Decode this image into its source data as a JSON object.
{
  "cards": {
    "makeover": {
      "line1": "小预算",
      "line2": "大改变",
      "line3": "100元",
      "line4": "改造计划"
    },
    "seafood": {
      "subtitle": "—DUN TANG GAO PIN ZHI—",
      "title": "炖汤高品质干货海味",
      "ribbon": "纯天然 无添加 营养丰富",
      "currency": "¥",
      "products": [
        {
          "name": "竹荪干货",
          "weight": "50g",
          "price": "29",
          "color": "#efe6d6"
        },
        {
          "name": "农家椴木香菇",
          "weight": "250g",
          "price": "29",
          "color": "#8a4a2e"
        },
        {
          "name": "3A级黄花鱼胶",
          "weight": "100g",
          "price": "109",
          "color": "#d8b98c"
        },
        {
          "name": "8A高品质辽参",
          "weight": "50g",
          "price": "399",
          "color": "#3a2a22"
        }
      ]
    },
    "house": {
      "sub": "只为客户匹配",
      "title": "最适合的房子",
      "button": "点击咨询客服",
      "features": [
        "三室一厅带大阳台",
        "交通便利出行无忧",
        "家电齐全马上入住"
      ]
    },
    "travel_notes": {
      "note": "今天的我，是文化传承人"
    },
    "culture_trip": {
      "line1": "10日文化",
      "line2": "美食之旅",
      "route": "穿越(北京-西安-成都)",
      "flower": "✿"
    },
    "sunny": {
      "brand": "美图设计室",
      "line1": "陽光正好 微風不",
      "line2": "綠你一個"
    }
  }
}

-------

■ TASK DETAILS: Reproduce the entries above exactly.

■ RESULT FOR THIS TASK:
Decode this image into its source data as a JSON object.
{
  "cards": {
    "makeover": {
      "line1": "小预算",
      "line2": "大改变",
      "line3": "100元",
      "line4": "改造计划"
    },
    "seafood": {
      "subtitle": "—DUN TANG GAO PIN ZHI—",
      "title": "炖汤高品质干货海味",
      "ribbon": "纯天然 无添加 营养丰富",
      "currency": "¥",
      "products": [
        {
          "name": "竹荪干货",
          "weight": "50g",
          "price": "29",
          "color": "#efe6d6"
        },
        {
          "name": "农家椴木香菇",
          "weight": "250g",
          "price": "29",
          "color": "#8a4a2e"
        },
        {
          "name": "3A级黄花鱼胶",
          "weight": "100g",
          "price": "109",
          "color": "#d8b98c"
        },
        {
          "name": "8A高品质辽参",
          "weight": "50g",
          "price": "399",
          "color": "#3a2a22"
        }
      ]
    },
    "house": {
      "sub": "只为客户匹配",
      "title": "最适合的房子",
      "button": "点击咨询客服",
      "features": [
        "三室一厅带大阳台",
        "交通便利出行无忧",
        "家电齐全马上入住"
      ]
    },
    "travel_notes": {
      "note": "今天的我，是文化传承人"
    },
    "culture_trip": {
      "line1": "10日文化",
      "line2": "美食之旅",
      "route": "穿越(北京-西安-成都)",
      "flower": "✿"
    },
    "sunny": {
      "brand": "美图设计室",
      "line1": "陽光正好 微風不",
      "line2": "綠你一個"
    }
  }
}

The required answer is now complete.